TEXT PROVIDED:
···
Cliff Click wrote: I think so. We did a bunch of studies on cache-sizes, looking at fewer-cores-more-cache vs more-cores-less-cache. 

Cliff Click wrote: Things we do specifically for Java (continued):

  • Support for 2 outstanding memory misses per cpu, up to 24 per L2 cache counting prefetches – so 2304 outstanding memory ops across the whole box. [David: “Non-blocking caches are good.”]
  • Minor tweaks to help do Java-specific math: array addressing is sign-extend, THEN shift-and-add – which we do in 1 alu op. Also we have a Java range-check op, faster virtual-call support, the IEEE754 subset needed for Java FP, etc. [David: Good.]

David A Moon wrote: Do you have any kind of specialized cache to avoid memory references to find the address of a virtual method to call? I haven’t measured it but I get the sense that all those not very predictable indirections through vtbls really hurt C++ speed. 

Cliff Click wrote: Yes… specialized hardware, not specialized cache. 

We do the standard HotSpot “inline cache”trick that’s done on all CPUs. 

The cache is a 1-entry cache, inlined in the code. The Key is the expected class of the object, the Value is the target of the function call encoded as a plain “CALL” instruction. So you do a Key-compare inline then a plain static call. If the Key compare hits the hardware will Do The Right Thing with the static call. In practice, 95% of all call-sites (that can’t be optimized by the JIT) never fail the 1-entry cache. The other 5% tend to fail for having lots and lots of targets. 

So there IS a “cache”, but it’s not specialized. It’s the normal HotSpot cache. Instead, we have an instruction to do the Key-compare in 1 cycle (and the call is another cycle). So we do cache-hitting v-calls in 2 clks & 2 ops. On a wide-issue O-O-O X86 that same sequence is maybe 4 dependent ops but issues also in 2 or 3 clks – except loading the object header is typically a cache-miss; but the branch predicts right and the O-O-O hardware lets the X86 proceed despite the miss.
···
SOURCE EXCERPT:

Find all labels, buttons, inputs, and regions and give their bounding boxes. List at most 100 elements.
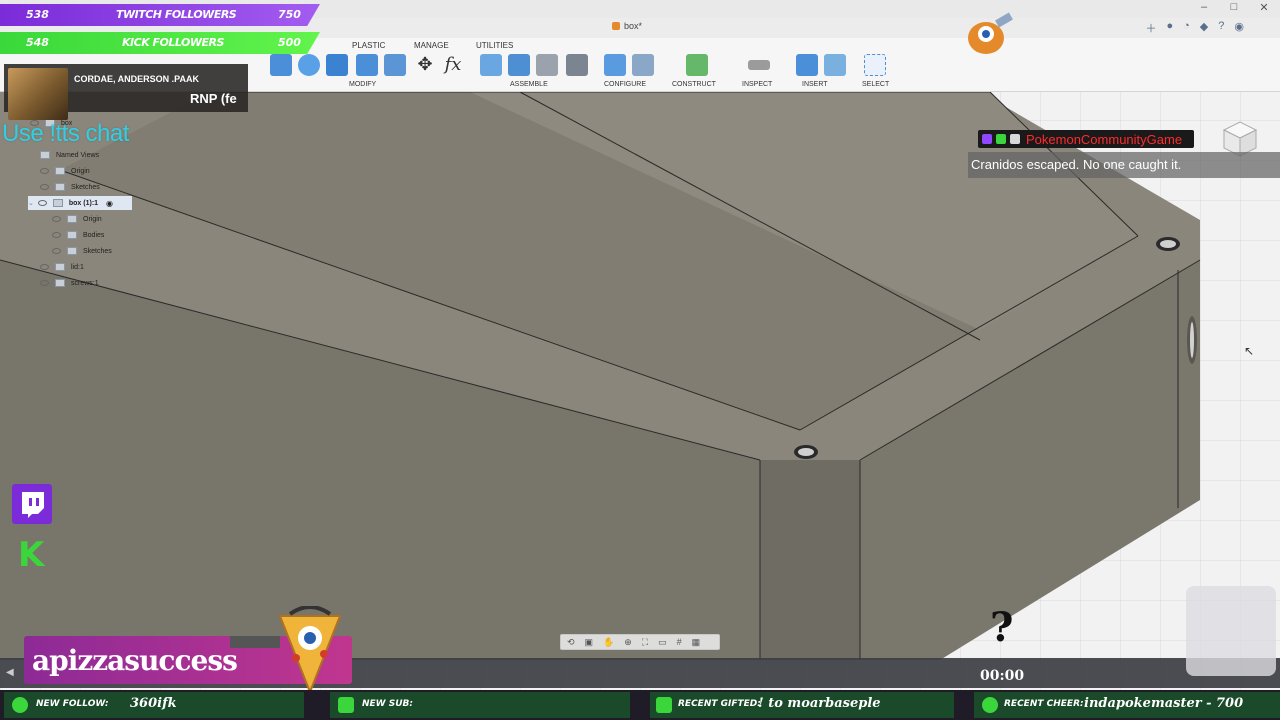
···
STATED EXERCISE: In the Java hardware discussion, what percentage of call-sites that the JIT can't optimize never fail the 1-entry cache?

PROBLEM SOLUTION: 95%